## 原文
>>>
21世紀のアートの歴史において、おそらく最も衝撃的な事件となったバンクシーのシュレッダー事件をご存知だろうか。
2018年10月に開催されたサザビーズ・ロンドンのオークションでバンクシーの代表作「Girl with Balloon」こと「風船と少女 」が落札直後、額装に内蔵されたシュレッダーで細かく切られたあの事件のことだ。
あの事件について知らない方はこちら→えっ!まじで? バンクシー「Girl with Balloon」1億5千万円で落札直後、シュレッダーに??
オークション最中に自分が落札した作品「Girl with Balloon」の半分がシュレッダーで切られて「Love is in the Bin」に変わってしまったことは作品の落札者にとってはショックと喜びが入り乱れた不思議な気持ちだっただろう。
あれからちょうど3年
あれからちょうど3年目の2021年10月、前回と同じオークションハウスのサザビーズ・ロンドンでこの「Love is in the Bin 」が出品される。
<<<
## 課題内容
バンクシーのシュレッダー事件についての原文から、「あの事件について知らない方はこちら→えっ!まじで? バンクシー「Girl with」を含む箇所から書き始め、「in the Bin」に変わってしまったことは作品の落札者にとってはショックと喜びが入り乱れた不思議な気持ちだっただろう。」まで書いたら止めて、その範囲を一字一句そのまま書き写してください。

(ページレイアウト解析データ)
>>>
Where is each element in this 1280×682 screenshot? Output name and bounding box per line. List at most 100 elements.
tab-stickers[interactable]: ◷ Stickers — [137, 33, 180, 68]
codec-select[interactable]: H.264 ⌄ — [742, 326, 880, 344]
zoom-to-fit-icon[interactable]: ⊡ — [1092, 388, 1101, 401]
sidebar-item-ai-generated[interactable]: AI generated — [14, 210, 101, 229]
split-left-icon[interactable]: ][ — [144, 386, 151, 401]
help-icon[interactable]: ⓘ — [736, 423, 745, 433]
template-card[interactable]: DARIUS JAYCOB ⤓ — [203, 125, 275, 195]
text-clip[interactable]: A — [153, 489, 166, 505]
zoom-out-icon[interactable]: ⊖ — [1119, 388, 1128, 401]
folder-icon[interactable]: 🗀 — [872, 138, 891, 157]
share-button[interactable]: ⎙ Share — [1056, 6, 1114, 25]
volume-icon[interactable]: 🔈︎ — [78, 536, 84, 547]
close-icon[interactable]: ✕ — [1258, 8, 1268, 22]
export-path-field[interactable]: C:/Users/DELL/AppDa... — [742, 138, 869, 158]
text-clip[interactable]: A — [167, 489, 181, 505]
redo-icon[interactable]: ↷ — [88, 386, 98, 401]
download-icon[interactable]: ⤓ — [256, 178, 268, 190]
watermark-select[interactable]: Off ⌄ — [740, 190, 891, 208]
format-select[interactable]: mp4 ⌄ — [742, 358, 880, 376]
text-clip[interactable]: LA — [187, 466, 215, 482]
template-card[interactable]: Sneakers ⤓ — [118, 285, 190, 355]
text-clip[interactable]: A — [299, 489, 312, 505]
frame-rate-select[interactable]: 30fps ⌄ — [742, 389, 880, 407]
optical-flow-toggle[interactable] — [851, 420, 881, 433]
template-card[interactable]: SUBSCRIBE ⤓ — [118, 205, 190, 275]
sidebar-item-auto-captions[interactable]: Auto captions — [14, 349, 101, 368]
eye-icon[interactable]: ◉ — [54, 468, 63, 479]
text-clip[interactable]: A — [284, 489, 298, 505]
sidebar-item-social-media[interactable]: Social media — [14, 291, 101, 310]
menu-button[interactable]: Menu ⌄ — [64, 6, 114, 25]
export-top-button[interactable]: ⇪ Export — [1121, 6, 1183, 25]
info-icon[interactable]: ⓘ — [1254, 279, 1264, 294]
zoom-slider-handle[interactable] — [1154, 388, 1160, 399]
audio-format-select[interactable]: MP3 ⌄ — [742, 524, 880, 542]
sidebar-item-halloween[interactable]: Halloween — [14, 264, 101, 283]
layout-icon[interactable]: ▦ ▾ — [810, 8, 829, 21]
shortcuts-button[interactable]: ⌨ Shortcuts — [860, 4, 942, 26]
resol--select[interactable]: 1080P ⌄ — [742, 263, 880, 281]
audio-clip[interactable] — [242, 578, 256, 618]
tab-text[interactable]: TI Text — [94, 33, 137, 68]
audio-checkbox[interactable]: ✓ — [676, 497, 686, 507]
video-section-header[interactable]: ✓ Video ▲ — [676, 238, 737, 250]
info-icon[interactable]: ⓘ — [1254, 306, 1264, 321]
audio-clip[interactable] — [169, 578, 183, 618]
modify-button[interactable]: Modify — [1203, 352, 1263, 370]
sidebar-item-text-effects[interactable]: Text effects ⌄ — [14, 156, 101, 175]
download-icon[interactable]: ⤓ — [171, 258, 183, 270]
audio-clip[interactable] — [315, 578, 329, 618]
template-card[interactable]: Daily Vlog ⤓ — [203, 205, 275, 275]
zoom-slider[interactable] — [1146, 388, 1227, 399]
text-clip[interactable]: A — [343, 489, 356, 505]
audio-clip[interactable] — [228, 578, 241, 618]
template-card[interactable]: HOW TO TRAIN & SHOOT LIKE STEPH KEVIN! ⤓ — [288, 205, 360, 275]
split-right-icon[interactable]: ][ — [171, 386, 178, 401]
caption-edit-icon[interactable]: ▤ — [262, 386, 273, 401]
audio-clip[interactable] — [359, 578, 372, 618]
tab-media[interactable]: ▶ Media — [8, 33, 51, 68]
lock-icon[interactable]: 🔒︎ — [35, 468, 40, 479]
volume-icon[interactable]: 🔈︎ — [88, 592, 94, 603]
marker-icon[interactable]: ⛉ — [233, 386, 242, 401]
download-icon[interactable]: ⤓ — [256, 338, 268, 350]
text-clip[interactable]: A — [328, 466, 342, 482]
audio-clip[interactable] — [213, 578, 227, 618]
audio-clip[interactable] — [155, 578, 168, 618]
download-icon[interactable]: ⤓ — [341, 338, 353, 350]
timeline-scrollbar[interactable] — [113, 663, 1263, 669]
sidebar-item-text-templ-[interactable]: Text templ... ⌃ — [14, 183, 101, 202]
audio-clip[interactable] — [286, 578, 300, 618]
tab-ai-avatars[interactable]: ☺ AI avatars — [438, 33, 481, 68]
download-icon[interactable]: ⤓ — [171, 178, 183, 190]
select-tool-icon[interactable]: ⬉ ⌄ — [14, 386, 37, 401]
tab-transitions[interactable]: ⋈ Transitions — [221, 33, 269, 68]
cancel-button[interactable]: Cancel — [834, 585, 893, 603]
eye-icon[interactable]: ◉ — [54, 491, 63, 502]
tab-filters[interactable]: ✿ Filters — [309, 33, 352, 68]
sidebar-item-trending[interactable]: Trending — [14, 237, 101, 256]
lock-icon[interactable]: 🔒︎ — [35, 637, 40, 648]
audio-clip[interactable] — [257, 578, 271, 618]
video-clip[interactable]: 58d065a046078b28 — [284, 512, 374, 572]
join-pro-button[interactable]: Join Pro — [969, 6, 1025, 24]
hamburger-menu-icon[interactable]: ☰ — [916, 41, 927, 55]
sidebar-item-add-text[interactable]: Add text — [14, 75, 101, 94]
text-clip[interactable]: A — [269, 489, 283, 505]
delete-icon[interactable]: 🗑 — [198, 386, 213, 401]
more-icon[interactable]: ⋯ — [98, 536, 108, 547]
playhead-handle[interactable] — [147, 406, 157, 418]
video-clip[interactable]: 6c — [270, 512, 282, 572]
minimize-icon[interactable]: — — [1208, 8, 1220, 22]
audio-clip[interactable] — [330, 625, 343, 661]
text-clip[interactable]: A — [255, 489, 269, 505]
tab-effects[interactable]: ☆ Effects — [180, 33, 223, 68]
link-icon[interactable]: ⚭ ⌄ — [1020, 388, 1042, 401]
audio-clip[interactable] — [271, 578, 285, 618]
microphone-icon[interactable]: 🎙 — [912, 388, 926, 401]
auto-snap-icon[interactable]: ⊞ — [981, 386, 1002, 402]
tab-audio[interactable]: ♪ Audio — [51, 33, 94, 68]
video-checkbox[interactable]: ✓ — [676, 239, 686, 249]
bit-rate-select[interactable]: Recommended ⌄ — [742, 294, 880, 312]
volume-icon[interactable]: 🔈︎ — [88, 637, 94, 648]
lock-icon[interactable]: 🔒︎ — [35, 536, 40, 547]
<<<
## 解答例
あの事件について知らない方はこちら→えっ!まじで? バンクシー「Girl with Balloon」1億5千万円で落札直後、シュレッダーに??
オークション最中に自分が落札した作品「Girl with Balloon」の半分がシュレッダーで切られて「Love is in the Bin」に変わってしまったことは作品の落札者にとってはショックと喜びが入り乱れた不思議な気持ちだっただろう。